• [Written instruction] Retype the whole listing verbatim and keep the pictures out of it.

• [Supplied entries]
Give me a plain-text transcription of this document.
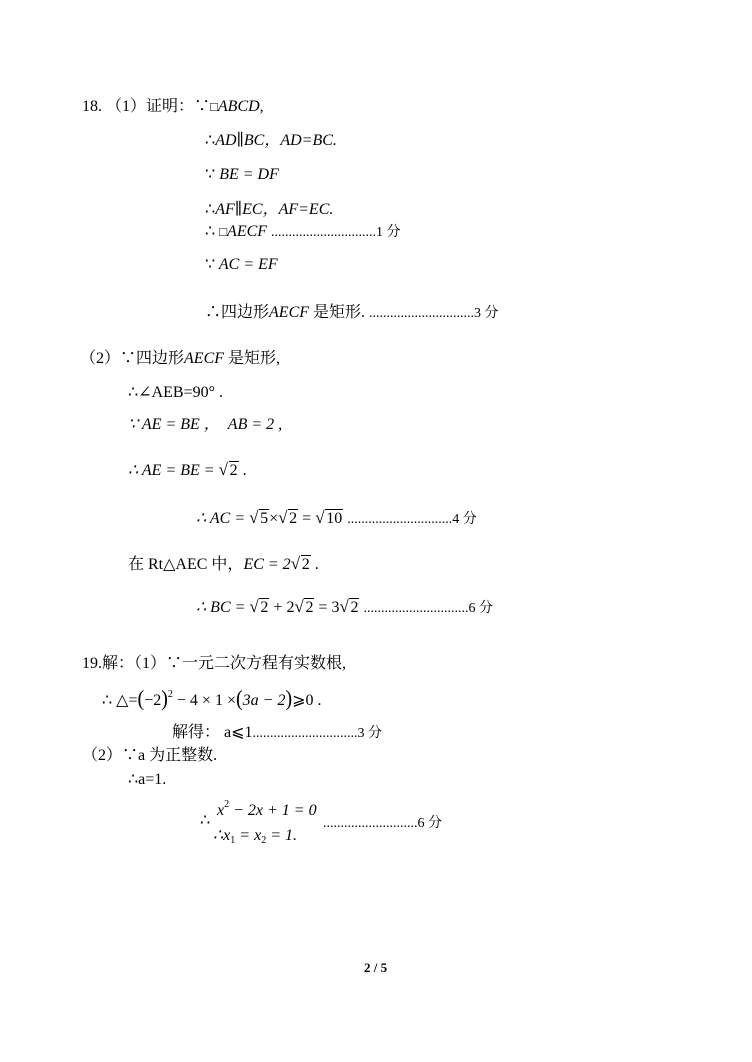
18. （1）证明：∵□ABCD,
∴AD∥BC，AD=BC.
∵ BE = DF
∴AF∥EC，AF=EC.
∴ □AECF ..............................1 分
∵ AC = EF
∴四边形AECF 是矩形. ..............................3 分
（2）∵四边形AECF 是矩形,
∴∠AEB=90° .
∵ AE = BE ， AB = 2 ,
∴ AE = BE = √ 2 .
∴ AC = √ 5× √ 2 = √ 10 ..............................4 分
在 Rt△AEC 中，EC = 2 √ 2 .
∴ BC = √ 2 + 2 √ 2 = 3 √ 2 ..............................6 分
19.解：（1）∵一元二次方程有实数根,
∴ $\triangle=(-2)^2 - 4 \times 1 \times(3a$ − 2)⩾0 .
解得： a⩽1..............................3 分
（2）∵a 为正整数.
∴a=1.
∴
$x^2 - 2x + 1 = 0$
$\therefore x_1 = x_2 = 1$.
...........................6 分
2 / 5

• [Output below]
Give me a plain-text transcription of this document.
18. （1）证明：∵□ABCD,
∴AD∥BC，AD=BC.
∵ BE = DF
∴AF∥EC，AF=EC.
∴ □AECF ..............................1 分
∵ AC = EF
∴四边形AECF 是矩形. ..............................3 分
（2）∵四边形AECF 是矩形,
∴∠AEB=90° .
∵ AE = BE ， AB = 2 ,
∴ AE = BE = √ 2 .
∴ AC = √ 5× √ 2 = √ 10 ..............................4 分
在 Rt△AEC 中，EC = 2 √ 2 .
∴ BC = √ 2 + 2 √ 2 = 3 √ 2 ..............................6 分
19.解：（1）∵一元二次方程有实数根,
∴ $\triangle=(-2)^2 - 4 \times 1 \times(3a$ − 2)⩾0 .
解得： a⩽1..............................3 分
（2）∵a 为正整数.
∴a=1.
∴
$x^2 - 2x + 1 = 0$
$\therefore x_1 = x_2 = 1$.
...........................6 分
2 / 5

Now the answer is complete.